EXERCISE DIRECTIONS: Copy every line, leaving nothing out and adding nothing.

>>

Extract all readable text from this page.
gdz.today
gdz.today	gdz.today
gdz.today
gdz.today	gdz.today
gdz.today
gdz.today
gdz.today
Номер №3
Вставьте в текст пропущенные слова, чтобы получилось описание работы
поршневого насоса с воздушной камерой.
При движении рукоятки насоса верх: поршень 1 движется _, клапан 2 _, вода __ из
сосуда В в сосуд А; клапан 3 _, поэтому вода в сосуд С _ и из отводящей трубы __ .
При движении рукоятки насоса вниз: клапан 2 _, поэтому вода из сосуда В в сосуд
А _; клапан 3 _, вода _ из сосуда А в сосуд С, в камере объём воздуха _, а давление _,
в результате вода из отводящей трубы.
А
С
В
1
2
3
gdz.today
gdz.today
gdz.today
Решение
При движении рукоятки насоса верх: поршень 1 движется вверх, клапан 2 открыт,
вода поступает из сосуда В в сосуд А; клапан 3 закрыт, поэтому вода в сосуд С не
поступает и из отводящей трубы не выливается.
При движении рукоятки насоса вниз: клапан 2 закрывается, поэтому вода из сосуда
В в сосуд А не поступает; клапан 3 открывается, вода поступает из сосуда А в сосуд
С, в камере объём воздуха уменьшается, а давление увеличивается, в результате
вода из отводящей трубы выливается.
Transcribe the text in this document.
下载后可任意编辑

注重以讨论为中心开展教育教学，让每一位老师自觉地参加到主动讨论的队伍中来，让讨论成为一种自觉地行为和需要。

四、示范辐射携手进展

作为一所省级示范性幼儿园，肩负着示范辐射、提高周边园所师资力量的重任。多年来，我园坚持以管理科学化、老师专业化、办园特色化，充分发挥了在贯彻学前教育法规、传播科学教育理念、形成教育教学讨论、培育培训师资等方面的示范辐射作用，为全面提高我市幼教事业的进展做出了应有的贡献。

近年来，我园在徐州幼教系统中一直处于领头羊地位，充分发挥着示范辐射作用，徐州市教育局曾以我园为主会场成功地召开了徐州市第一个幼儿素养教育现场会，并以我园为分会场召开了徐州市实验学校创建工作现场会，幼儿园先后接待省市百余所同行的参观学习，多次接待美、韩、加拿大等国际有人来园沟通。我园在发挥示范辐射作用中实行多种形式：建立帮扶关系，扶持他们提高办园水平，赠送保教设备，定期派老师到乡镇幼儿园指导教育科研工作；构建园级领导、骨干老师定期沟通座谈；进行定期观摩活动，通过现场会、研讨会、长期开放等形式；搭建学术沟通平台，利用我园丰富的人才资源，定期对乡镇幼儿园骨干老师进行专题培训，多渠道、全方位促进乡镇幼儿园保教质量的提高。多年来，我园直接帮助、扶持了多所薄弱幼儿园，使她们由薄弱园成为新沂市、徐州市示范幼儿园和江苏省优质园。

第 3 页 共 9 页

<<

EXERCISE RESULT:
Extract all readable text from this page.
gdz.today
gdz.today	gdz.today
gdz.today
gdz.today	gdz.today
gdz.today
gdz.today
gdz.today
Номер №3
Вставьте в текст пропущенные слова, чтобы получилось описание работы
поршневого насоса с воздушной камерой.
При движении рукоятки насоса верх: поршень 1 движется _, клапан 2 _, вода __ из
сосуда В в сосуд А; клапан 3 _, поэтому вода в сосуд С _ и из отводящей трубы __ .
При движении рукоятки насоса вниз: клапан 2 _, поэтому вода из сосуда В в сосуд
А _; клапан 3 _, вода _ из сосуда А в сосуд С, в камере объём воздуха _, а давление _,
в результате вода из отводящей трубы.
А
С
В
1
2
3
gdz.today
gdz.today
gdz.today
Решение
При движении рукоятки насоса верх: поршень 1 движется вверх, клапан 2 открыт,
вода поступает из сосуда В в сосуд А; клапан 3 закрыт, поэтому вода в сосуд С не
поступает и из отводящей трубы не выливается.
При движении рукоятки насоса вниз: клапан 2 закрывается, поэтому вода из сосуда
В в сосуд А не поступает; клапан 3 открывается, вода поступает из сосуда А в сосуд
С, в камере объём воздуха уменьшается, а давление увеличивается, в результате
вода из отводящей трубы выливается.
Transcribe the text in this document.
下载后可任意编辑

注重以讨论为中心开展教育教学，让每一位老师自觉地参加到主动讨论的队伍中来，让讨论成为一种自觉地行为和需要。

四、示范辐射携手进展

作为一所省级示范性幼儿园，肩负着示范辐射、提高周边园所师资力量的重任。多年来，我园坚持以管理科学化、老师专业化、办园特色化，充分发挥了在贯彻学前教育法规、传播科学教育理念、形成教育教学讨论、培育培训师资等方面的示范辐射作用，为全面提高我市幼教事业的进展做出了应有的贡献。

近年来，我园在徐州幼教系统中一直处于领头羊地位，充分发挥着示范辐射作用，徐州市教育局曾以我园为主会场成功地召开了徐州市第一个幼儿素养教育现场会，并以我园为分会场召开了徐州市实验学校创建工作现场会，幼儿园先后接待省市百余所同行的参观学习，多次接待美、韩、加拿大等国际有人来园沟通。我园在发挥示范辐射作用中实行多种形式：建立帮扶关系，扶持他们提高办园水平，赠送保教设备，定期派老师到乡镇幼儿园指导教育科研工作；构建园级领导、骨干老师定期沟通座谈；进行定期观摩活动，通过现场会、研讨会、长期开放等形式；搭建学术沟通平台，利用我园丰富的人才资源，定期对乡镇幼儿园骨干老师进行专题培训，多渠道、全方位促进乡镇幼儿园保教质量的提高。多年来，我园直接帮助、扶持了多所薄弱幼儿园，使她们由薄弱园成为新沂市、徐州市示范幼儿园和江苏省优质园。

第 3 页 共 9 页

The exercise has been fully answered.